**Work instructions**
Pull every line of the entries that has the word "JSON".

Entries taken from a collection
(begin)
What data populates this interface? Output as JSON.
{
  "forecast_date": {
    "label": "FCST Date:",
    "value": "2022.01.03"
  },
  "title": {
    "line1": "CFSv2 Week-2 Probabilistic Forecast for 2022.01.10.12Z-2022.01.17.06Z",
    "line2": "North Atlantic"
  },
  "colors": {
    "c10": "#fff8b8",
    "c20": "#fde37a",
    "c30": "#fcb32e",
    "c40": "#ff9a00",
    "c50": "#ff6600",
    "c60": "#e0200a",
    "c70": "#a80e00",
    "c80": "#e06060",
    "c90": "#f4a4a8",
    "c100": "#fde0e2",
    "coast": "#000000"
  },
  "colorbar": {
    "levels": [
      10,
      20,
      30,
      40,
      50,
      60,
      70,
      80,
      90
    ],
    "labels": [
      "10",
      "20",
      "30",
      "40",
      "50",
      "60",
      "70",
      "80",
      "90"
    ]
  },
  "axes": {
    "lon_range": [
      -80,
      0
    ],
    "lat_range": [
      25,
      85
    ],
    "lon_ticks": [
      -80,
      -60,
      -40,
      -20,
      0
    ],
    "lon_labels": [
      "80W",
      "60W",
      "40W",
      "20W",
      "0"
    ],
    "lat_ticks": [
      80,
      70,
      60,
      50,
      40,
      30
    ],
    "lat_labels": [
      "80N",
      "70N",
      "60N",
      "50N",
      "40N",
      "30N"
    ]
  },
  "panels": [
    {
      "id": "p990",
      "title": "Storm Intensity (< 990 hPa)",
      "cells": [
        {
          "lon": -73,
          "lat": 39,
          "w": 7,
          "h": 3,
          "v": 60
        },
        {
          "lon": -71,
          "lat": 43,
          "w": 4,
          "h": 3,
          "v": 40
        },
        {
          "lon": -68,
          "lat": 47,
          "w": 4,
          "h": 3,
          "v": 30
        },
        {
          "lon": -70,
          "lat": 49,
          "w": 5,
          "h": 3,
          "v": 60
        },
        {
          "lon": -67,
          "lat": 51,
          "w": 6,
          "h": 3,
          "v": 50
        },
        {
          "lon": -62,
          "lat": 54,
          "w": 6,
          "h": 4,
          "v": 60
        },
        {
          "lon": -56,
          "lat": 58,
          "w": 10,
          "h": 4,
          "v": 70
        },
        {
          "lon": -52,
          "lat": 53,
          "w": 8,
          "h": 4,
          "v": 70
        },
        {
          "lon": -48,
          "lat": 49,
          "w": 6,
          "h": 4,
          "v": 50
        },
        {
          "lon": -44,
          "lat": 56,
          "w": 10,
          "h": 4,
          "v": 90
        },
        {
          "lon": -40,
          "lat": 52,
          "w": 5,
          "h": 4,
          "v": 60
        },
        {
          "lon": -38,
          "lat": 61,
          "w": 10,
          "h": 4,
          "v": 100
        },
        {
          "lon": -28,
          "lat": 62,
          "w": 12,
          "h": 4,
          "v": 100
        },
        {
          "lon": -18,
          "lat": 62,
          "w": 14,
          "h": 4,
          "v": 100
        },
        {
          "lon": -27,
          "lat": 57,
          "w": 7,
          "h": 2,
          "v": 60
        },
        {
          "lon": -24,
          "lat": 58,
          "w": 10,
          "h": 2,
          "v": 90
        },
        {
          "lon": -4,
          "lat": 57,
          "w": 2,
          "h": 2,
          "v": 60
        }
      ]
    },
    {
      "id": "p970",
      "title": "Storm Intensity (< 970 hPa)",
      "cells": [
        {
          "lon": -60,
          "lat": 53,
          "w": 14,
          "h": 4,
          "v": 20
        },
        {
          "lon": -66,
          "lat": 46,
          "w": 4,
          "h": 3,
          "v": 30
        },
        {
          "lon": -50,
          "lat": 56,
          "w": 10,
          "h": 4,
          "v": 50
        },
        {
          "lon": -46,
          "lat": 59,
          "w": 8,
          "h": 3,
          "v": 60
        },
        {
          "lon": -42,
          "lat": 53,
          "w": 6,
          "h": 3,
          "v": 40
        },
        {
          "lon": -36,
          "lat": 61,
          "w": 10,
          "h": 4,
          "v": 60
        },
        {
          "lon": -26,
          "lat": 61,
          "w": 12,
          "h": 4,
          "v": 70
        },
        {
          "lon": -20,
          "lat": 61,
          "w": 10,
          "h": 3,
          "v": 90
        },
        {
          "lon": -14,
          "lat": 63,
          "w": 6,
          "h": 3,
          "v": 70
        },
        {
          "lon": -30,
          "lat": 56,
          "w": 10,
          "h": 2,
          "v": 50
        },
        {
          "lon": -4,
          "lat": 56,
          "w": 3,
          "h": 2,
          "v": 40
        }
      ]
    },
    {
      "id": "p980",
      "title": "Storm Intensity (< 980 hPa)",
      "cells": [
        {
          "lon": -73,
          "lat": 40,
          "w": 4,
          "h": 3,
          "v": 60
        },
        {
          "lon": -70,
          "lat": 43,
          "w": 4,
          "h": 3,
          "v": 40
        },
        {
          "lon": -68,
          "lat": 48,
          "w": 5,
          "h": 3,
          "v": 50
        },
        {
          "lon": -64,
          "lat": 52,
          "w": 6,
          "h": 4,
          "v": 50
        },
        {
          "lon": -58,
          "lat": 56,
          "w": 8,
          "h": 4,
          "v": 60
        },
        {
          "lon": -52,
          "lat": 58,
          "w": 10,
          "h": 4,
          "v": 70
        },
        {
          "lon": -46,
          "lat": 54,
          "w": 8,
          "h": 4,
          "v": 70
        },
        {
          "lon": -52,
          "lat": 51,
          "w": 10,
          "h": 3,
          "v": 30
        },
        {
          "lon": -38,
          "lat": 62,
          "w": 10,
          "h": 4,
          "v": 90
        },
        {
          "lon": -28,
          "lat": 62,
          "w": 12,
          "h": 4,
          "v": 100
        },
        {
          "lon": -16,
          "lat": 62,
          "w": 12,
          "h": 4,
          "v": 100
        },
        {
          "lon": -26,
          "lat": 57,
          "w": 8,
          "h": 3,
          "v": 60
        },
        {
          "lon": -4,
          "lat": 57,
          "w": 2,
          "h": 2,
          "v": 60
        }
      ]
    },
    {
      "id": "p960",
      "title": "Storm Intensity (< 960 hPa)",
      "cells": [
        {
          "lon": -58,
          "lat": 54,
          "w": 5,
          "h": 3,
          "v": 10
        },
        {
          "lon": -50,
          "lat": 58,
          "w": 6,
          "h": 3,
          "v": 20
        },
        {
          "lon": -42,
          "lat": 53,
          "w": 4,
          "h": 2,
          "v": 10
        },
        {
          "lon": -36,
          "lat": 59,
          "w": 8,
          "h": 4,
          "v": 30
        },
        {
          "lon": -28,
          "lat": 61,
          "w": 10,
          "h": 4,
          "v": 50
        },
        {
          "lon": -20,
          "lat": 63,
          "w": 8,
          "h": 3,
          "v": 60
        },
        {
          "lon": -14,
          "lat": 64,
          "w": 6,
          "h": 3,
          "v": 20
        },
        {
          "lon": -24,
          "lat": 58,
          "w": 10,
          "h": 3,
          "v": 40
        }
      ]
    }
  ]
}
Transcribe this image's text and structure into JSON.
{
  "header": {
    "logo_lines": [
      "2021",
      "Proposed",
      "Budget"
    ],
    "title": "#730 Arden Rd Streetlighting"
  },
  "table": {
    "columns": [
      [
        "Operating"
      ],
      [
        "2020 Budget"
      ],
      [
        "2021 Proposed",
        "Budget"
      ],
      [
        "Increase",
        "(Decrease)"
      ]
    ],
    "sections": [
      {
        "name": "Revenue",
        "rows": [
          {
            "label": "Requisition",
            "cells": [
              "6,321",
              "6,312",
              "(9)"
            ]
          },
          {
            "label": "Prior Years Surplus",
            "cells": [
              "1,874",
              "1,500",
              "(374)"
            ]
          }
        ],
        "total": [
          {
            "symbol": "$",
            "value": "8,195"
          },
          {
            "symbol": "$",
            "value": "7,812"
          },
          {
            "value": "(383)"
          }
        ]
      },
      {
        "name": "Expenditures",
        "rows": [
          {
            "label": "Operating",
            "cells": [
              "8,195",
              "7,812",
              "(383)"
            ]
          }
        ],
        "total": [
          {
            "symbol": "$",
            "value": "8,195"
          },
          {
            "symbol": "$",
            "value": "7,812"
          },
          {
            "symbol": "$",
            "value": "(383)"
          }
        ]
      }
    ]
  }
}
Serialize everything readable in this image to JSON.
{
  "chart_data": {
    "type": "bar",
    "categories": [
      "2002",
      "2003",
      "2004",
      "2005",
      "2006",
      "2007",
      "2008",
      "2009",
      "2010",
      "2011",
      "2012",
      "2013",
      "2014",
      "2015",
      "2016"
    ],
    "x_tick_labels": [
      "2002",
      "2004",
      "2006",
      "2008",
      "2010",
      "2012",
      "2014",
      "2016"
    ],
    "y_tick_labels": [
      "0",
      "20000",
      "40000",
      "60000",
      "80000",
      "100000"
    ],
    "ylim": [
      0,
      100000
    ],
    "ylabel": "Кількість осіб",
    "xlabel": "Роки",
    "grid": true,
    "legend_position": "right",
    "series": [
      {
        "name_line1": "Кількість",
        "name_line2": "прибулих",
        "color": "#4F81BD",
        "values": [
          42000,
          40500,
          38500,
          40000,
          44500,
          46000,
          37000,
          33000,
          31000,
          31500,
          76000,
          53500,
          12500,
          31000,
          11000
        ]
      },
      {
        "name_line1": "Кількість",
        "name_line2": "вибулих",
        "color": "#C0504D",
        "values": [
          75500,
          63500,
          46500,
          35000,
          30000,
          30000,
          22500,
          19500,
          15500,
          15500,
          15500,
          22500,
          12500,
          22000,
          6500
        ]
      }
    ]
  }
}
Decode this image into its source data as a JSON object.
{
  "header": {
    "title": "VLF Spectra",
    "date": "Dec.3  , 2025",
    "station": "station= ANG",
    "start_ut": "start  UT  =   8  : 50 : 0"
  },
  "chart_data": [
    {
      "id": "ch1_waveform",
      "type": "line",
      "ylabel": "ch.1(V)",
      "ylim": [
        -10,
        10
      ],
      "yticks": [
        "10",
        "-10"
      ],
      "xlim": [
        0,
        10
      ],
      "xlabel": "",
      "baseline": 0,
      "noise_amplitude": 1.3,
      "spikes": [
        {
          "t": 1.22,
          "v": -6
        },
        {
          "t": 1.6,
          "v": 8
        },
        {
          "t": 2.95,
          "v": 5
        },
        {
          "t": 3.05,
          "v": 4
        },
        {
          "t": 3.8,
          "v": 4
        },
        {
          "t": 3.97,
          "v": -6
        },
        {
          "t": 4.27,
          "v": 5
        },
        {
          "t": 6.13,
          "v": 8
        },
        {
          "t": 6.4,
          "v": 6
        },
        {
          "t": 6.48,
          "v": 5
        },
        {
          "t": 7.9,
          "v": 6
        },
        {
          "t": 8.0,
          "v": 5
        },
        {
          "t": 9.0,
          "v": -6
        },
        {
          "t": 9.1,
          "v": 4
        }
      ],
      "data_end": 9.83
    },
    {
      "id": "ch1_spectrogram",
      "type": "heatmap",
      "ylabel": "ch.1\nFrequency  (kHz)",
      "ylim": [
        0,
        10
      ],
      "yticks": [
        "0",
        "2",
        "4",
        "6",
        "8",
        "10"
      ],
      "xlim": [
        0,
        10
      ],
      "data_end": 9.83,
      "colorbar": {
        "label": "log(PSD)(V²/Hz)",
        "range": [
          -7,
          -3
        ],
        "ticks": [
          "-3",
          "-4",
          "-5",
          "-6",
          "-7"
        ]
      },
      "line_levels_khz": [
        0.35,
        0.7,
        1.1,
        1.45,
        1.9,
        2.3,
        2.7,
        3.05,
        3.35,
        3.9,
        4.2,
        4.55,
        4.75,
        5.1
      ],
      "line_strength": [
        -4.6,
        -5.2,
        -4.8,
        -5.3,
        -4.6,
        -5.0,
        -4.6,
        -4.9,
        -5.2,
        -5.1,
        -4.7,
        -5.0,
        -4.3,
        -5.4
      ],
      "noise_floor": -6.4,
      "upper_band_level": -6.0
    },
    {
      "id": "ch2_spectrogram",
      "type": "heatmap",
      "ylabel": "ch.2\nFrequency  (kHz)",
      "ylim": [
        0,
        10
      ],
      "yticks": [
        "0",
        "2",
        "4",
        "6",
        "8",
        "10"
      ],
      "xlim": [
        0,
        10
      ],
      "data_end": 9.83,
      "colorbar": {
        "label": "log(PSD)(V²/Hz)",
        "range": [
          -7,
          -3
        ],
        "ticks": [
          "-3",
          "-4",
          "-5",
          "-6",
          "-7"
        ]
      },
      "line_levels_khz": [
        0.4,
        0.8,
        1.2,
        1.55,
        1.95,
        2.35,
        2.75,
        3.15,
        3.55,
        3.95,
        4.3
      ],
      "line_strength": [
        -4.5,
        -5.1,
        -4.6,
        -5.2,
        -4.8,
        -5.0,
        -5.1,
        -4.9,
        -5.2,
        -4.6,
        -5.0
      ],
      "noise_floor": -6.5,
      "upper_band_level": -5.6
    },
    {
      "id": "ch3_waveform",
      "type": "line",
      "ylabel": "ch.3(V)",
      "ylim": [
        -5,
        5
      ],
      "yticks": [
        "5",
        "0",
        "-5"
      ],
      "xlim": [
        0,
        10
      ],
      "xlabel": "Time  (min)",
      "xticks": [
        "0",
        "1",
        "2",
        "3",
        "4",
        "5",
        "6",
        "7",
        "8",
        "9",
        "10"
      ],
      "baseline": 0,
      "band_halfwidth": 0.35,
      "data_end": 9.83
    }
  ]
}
(end)
**Task output**
What data populates this interface? Output as JSON.
Transcribe this image's text and structure into JSON.
Serialize everything readable in this image to JSON.
Decode this image into its source data as a JSON object.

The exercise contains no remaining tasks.